Given information

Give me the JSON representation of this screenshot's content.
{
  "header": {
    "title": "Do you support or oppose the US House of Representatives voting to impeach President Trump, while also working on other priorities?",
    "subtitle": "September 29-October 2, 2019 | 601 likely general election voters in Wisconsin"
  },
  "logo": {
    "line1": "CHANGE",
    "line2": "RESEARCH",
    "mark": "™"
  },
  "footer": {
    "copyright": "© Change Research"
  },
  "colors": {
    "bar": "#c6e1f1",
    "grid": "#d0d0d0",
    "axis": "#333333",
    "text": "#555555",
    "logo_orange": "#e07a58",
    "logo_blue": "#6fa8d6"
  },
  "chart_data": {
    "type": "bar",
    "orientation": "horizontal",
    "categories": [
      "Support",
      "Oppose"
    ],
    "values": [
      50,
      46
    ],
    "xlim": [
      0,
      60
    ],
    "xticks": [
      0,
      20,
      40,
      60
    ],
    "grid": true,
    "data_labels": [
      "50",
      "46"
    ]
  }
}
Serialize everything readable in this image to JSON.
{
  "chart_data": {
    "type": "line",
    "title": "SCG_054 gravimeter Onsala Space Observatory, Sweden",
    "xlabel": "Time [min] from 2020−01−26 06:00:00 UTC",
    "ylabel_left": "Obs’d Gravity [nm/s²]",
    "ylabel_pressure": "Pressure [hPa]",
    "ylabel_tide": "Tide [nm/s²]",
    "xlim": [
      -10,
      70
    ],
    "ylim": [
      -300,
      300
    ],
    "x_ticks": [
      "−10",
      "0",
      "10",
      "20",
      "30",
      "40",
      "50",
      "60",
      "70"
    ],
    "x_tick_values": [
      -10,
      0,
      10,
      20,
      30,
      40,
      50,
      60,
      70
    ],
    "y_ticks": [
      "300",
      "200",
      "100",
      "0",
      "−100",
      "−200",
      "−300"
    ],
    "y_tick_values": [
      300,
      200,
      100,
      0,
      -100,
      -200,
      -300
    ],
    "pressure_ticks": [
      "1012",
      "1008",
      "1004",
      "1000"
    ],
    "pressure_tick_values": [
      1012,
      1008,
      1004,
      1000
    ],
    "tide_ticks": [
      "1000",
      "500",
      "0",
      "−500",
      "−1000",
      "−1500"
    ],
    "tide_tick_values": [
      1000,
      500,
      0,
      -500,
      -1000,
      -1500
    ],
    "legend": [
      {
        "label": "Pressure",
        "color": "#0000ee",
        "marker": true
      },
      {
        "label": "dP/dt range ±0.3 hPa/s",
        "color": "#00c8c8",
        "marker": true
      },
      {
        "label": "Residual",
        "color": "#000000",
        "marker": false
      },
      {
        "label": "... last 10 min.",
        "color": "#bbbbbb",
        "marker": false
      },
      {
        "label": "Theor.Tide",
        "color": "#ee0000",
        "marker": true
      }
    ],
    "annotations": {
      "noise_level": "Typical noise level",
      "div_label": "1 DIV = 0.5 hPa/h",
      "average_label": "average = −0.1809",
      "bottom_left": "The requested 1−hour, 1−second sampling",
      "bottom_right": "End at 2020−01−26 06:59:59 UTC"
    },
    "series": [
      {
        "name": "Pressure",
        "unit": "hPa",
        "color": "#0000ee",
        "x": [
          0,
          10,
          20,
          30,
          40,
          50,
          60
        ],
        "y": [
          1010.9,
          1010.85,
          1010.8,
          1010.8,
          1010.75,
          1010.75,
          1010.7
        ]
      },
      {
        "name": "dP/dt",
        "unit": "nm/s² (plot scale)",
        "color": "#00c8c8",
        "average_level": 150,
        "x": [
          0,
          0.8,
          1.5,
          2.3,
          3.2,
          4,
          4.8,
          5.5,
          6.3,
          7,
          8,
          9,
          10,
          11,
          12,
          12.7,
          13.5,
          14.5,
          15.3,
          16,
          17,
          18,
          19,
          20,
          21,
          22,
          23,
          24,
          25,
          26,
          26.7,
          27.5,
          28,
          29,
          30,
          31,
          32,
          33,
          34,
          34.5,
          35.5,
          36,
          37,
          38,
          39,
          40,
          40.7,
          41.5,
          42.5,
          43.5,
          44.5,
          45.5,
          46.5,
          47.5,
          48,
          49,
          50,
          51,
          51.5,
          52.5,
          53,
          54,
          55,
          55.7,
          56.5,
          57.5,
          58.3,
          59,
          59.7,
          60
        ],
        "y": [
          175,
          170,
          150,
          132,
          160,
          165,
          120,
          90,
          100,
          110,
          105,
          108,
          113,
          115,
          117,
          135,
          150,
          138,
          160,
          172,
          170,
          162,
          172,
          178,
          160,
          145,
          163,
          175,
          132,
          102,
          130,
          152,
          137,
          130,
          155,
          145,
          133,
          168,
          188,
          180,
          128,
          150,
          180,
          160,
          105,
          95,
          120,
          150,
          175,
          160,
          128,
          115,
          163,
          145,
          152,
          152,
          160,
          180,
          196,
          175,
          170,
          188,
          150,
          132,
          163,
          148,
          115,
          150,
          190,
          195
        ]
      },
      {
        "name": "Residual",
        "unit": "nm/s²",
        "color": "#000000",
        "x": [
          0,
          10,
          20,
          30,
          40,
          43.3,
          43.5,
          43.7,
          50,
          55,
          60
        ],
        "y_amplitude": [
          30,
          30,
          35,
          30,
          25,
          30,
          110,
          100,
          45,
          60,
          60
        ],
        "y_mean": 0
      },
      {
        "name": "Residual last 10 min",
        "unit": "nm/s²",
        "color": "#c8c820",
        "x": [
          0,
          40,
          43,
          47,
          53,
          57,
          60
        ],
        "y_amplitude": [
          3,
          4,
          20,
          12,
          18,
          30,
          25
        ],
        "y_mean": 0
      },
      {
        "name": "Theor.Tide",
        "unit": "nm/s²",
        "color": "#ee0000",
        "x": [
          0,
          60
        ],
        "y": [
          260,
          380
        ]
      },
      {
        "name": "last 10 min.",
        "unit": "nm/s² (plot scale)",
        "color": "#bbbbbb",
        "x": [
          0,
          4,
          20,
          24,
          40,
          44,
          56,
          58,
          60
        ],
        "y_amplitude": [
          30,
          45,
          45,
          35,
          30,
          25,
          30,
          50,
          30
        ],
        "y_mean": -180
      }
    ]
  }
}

Objective
Whenever "name" turns up in a line, pick that line out.

Final result
        "name": "Pressure",
        "name": "dP/dt",
        "name": "Residual",
        "name": "Residual last 10 min",
        "name": "Theor.Tide",
        "name": "last 10 min.",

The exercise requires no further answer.